Extracted records
»»

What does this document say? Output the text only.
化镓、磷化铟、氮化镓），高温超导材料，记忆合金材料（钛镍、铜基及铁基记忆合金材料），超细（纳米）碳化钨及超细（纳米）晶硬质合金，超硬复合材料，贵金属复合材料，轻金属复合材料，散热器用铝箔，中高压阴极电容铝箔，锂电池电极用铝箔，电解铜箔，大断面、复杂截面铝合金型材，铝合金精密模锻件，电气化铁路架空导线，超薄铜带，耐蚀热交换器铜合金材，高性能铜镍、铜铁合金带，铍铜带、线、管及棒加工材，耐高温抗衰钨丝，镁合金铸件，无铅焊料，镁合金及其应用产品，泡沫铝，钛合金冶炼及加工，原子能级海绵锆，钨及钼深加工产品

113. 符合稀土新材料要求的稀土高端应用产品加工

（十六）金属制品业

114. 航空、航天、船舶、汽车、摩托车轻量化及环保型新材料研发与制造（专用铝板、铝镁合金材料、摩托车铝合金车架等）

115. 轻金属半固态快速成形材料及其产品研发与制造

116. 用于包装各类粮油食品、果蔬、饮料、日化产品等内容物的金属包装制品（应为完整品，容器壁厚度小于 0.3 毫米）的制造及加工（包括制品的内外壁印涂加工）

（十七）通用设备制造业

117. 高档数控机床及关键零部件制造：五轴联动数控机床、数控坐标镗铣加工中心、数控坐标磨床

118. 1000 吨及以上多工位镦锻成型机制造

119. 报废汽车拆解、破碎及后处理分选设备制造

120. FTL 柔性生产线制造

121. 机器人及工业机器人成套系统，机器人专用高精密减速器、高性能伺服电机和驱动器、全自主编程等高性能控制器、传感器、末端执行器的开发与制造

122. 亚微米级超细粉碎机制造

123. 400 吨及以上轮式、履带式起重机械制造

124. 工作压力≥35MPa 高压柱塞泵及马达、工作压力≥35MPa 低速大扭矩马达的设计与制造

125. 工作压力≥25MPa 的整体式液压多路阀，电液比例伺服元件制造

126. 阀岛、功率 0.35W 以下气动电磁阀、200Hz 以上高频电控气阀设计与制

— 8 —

««
»»

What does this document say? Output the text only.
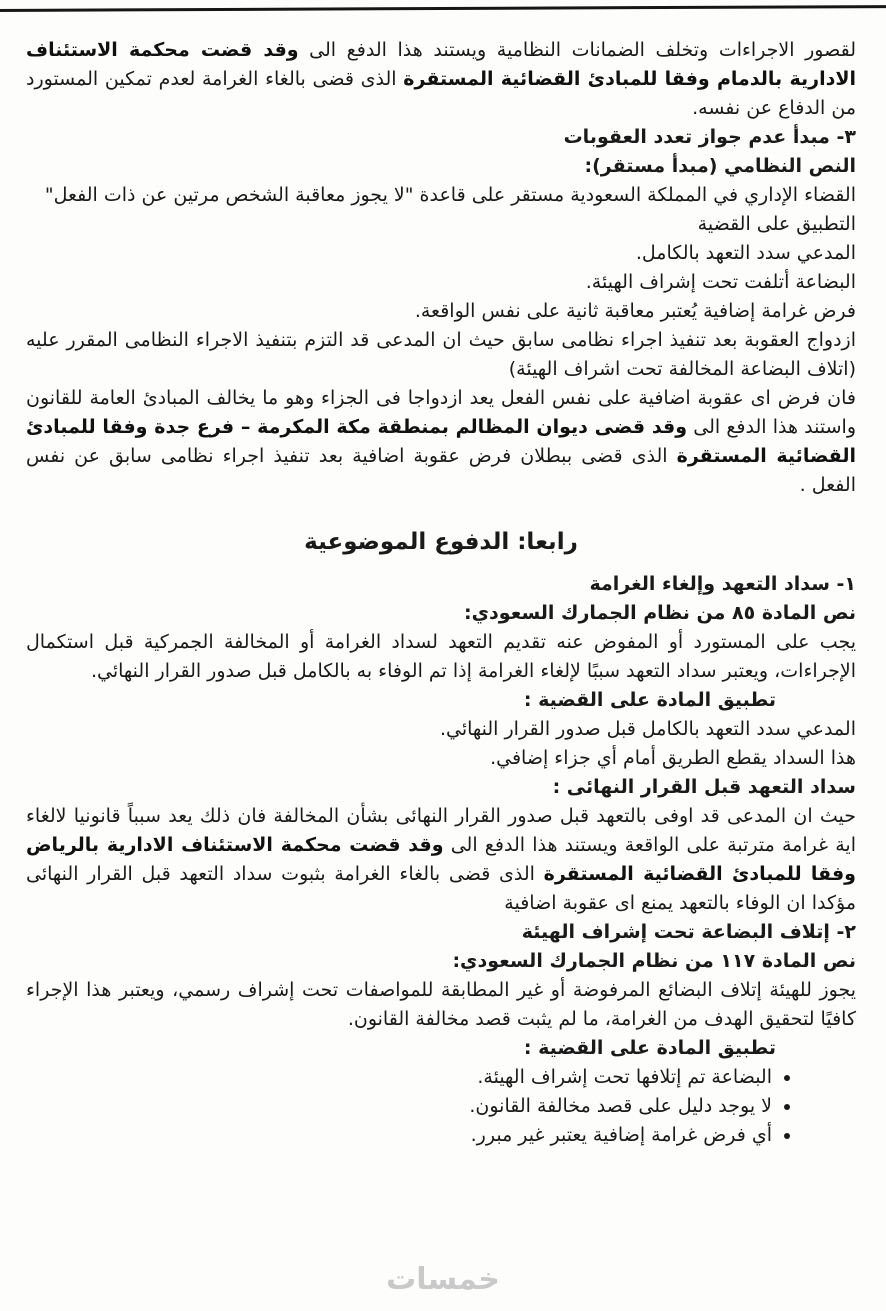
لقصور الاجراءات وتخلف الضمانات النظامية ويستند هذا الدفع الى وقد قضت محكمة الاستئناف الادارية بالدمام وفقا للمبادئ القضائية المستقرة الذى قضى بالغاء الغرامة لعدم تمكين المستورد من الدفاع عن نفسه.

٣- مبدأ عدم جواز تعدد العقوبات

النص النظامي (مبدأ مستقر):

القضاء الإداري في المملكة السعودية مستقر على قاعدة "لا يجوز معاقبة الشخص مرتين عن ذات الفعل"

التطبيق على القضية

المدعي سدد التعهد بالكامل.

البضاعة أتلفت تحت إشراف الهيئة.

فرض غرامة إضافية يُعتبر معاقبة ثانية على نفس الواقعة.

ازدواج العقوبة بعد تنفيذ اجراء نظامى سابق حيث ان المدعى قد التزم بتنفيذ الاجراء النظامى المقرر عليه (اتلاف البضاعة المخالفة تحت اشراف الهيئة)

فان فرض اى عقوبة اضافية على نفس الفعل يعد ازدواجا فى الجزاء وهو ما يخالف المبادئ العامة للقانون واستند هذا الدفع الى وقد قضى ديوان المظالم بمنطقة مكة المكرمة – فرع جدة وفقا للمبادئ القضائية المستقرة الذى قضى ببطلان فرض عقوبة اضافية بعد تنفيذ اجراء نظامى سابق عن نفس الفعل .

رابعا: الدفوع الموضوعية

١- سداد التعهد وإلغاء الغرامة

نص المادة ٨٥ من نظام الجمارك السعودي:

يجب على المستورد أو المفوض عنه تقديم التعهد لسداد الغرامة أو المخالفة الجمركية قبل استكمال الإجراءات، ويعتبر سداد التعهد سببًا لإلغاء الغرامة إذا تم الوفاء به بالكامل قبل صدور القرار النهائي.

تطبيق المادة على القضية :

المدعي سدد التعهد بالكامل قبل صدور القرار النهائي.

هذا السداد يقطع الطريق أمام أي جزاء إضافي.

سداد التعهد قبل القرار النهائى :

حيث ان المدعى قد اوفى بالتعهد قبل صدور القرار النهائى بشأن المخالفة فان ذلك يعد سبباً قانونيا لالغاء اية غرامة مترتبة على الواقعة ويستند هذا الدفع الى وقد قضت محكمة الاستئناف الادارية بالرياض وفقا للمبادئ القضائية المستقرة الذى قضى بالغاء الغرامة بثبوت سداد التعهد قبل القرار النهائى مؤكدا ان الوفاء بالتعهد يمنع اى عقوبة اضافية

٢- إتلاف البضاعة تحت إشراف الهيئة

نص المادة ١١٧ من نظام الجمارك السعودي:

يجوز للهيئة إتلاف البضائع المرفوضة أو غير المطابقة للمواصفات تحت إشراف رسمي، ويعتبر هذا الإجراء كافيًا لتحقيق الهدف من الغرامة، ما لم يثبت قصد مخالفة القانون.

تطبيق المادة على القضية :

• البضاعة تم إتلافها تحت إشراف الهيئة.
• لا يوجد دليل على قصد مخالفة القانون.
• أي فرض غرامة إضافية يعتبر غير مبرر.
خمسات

««

Task directions:
Identify each line holding the string "工作压力", and copy it out.

Result of the task:
124. 工作压力≥35MPa 高压柱塞泵及马达、工作压力≥35MPa 低速大扭矩马达的设计与制造
125. 工作压力≥25MPa 的整体式液压多路阀，电液比例伺服元件制造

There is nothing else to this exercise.